STUDY QUESTIONS
- 1) Decide whether each statement below agrees with the news piece on children's hospital care that follows: (a) almost 19,000 children and young people took part in the survey; (b) the results came from 150 acute NHS trusts; (c) roughly 90 per cent said staff did everything they could to help control their pain. For each, answer yes or no and quote the deciding words.
- 2) From the news piece on children's hospital care below, quote the part that opens with the words containing "In its first" and closes with "in the survey.".
- 3) Extend the news piece on children's hospital care, given below, from where it stops.

PAGE TEXT
= Beginning of Section =
Children with SEN and disabilities have a poorer experience of hospital care than their peers, according to a new report by Care Quality Commission.
In its first children and young person’s survey, the Commission found that the vast majority of children and young people said they were happy with the care received, thought staff did everything possible to control their pain and understood the information given to them by staff.
However, children with SEN, disabilities or mental health needs reported being less happy with their care experiences.
Almost 19,000 children and young people who stayed in hospital overnight or were seen as a day patient took part in the survey.
Nationally, the results from the 137 acute NHS trusts show that nearly 90 per cent of all eight- to fifteen-year-olds said that they felt safe on the ward at all times. Roughly 80 per cent of children and young people said that staff did everything they could to help control their pain, while almost three quarters of those who have had surgery or a procedure received explanations about what had happened in a way that was easy for them to understand.
= End of Section =
SUPPLIED MATERIAL
= Beginning of Section =
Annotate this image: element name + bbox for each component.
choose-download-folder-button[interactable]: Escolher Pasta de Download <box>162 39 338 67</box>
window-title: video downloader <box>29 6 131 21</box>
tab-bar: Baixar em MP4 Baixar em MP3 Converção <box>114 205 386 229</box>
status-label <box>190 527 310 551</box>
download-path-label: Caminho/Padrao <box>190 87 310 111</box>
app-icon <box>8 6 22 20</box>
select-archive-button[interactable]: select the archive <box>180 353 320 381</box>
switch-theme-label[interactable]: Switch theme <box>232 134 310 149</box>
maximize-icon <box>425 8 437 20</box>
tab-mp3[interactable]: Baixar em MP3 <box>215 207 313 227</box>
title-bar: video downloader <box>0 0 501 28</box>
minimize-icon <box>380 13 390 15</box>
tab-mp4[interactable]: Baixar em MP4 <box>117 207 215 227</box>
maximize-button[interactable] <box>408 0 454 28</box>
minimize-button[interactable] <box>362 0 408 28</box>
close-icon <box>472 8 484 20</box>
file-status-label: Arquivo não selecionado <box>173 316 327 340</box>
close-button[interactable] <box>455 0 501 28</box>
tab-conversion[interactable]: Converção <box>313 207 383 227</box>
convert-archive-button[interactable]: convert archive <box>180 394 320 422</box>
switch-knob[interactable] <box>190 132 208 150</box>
= End of Section =
ANSWERS PROVIDED
- 1)
(a) Yes: "Almost 19,000 children and young people who stayed in hospital overnight or were seen as a day patient took part in the survey."
(b) No: "the results from the 137 acute NHS trusts"
(c) No: "Roughly 80 per cent of children and young people said that staff did everything they could to help control their pain"

- 2)
In its first children and young person’s survey, the Commission found that the vast majority of children and young people said they were happy with the care received, thought staff did everything possible to control their pain and understood the information given to them by staff.
However, children with SEN, disabilities or mental health needs reported being less happy with their care experiences.
Almost 19,000 children and young people who stayed in hospital overnight or were seen as a day patient took part in the survey.

- 3)
Responses were less positive across all areas that involved children with mental health conditions, learning or physical disabilities. Only 45 per cent of parents and carers of children with physical disabilities and 49 per cent of parents and carers of children with mental health conditions or learning disabilities thought staff were aware of their child’s medical history before caring for them or treating them, compared with 59 per cent for parents or carers of children without these conditions. Less than half of parents and carers of children with a physical disability, mental health needs or a learning disability felt that staff definitely knew how to care for their child’s individual needs. This compares to 72 per cent of parents and carers of children without these conditions.
Almost two-thirds of parents and carers of children with a physical disability, and 68 per cent of those with children with mental health needs or a learning disability, said the ward had appropriate equipment or adaptations suitable for their child, compared with 81 per cent of those whose children did not have these needs.